GIVEN DATA:
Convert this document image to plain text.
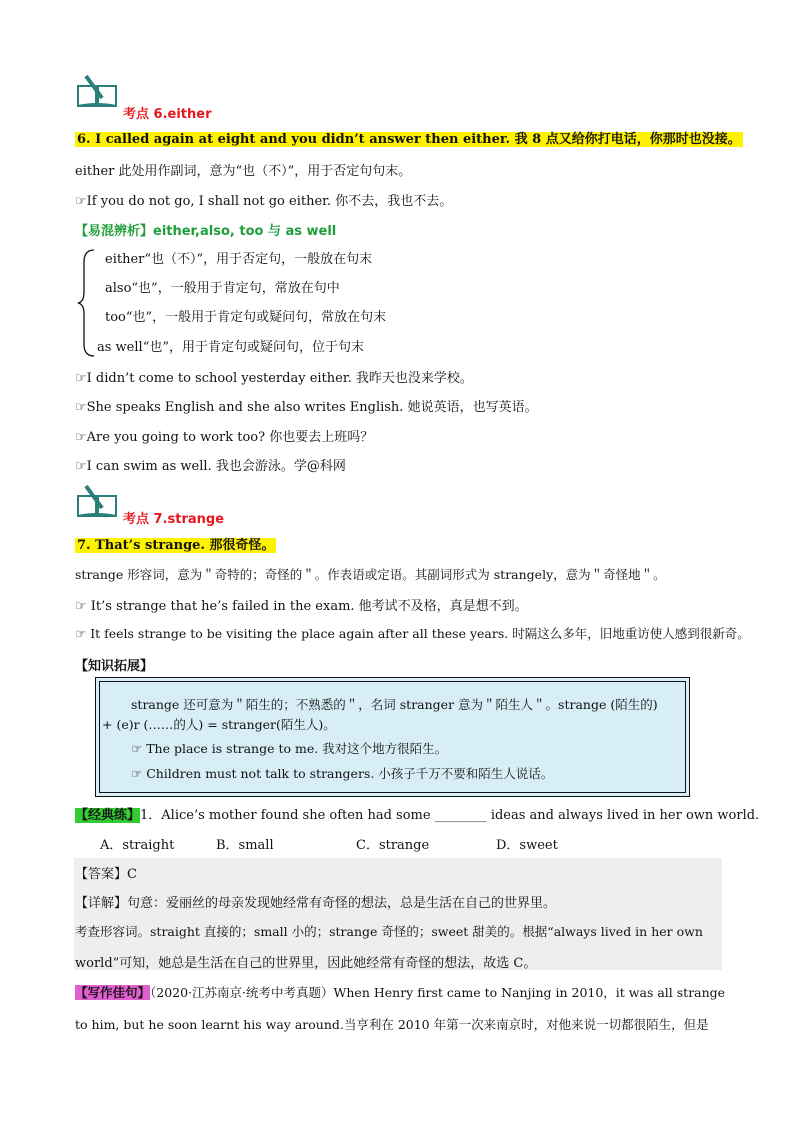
考点 6.either
6. I called again at eight and you didn’t answer then either. 我 8 点又给你打电话，你那时也没接。
either 此处用作副词，意为“也（不）”，用于否定句句末。
☞If you do not go, I shall not go either. 你不去，我也不去。
【易混辨析】either,also, too 与 as well
either“也（不）”，用于否定句，一般放在句末
also“也”，一般用于肯定句，常放在句中
too“也”，一般用于肯定句或疑问句，常放在句末
as well“也”，用于肯定句或疑问句，位于句末
☞I didn’t come to school yesterday either. 我昨天也没来学校。
☞She speaks English and she also writes English. 她说英语，也写英语。
☞Are you going to work too? 你也要去上班吗？
☞I can swim as well. 我也会游泳。学@科网
考点 7.strange
7. That’s strange. 那很奇怪。
strange 形容词，意为＂奇特的；奇怪的＂。作表语或定语。其副词形式为 strangely，意为＂奇怪地＂。
☞ It’s strange that he’s failed in the exam. 他考试不及格，真是想不到。
☞ It feels strange to be visiting the place again after all these years. 时隔这么多年，旧地重访使人感到很新奇。
【知识拓展】
strange 还可意为＂陌生的；不熟悉的＂，名词 stranger 意为＂陌生人＂。strange (陌生的)
+ (e)r (……的人) = stranger(陌生人)。
☞ The place is strange to me. 我对这个地方很陌生。
☞ Children must not talk to strangers. 小孩子千万不要和陌生人说话。
【经典练】1．Alice’s mother found she often had some ________ ideas and always lived in her own world.
A．straight	B．small	C．strange	D．sweet
【答案】C
【详解】句意：爱丽丝的母亲发现她经常有奇怪的想法，总是生活在自己的世界里。
考查形容词。straight 直接的；small 小的；strange 奇怪的；sweet 甜美的。根据“always lived in her own
world”可知，她总是生活在自己的世界里，因此她经常有奇怪的想法，故选 C。
【写作佳句】（2020·江苏南京·统考中考真题）When Henry first came to Nanjing in 2010，it was all strange
to him, but he soon learnt his way around.当亨利在 2010 年第一次来南京时，对他来说一切都很陌生，但是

WRITTEN PROBLEM:
Extract every line containing the string "didn" from the material.

EXERCISE RESULT:
6. I called again at eight and you didn’t answer then either. 我 8 点又给你打电话，你那时也没接。
☞I didn’t come to school yesterday either. 我昨天也没来学校。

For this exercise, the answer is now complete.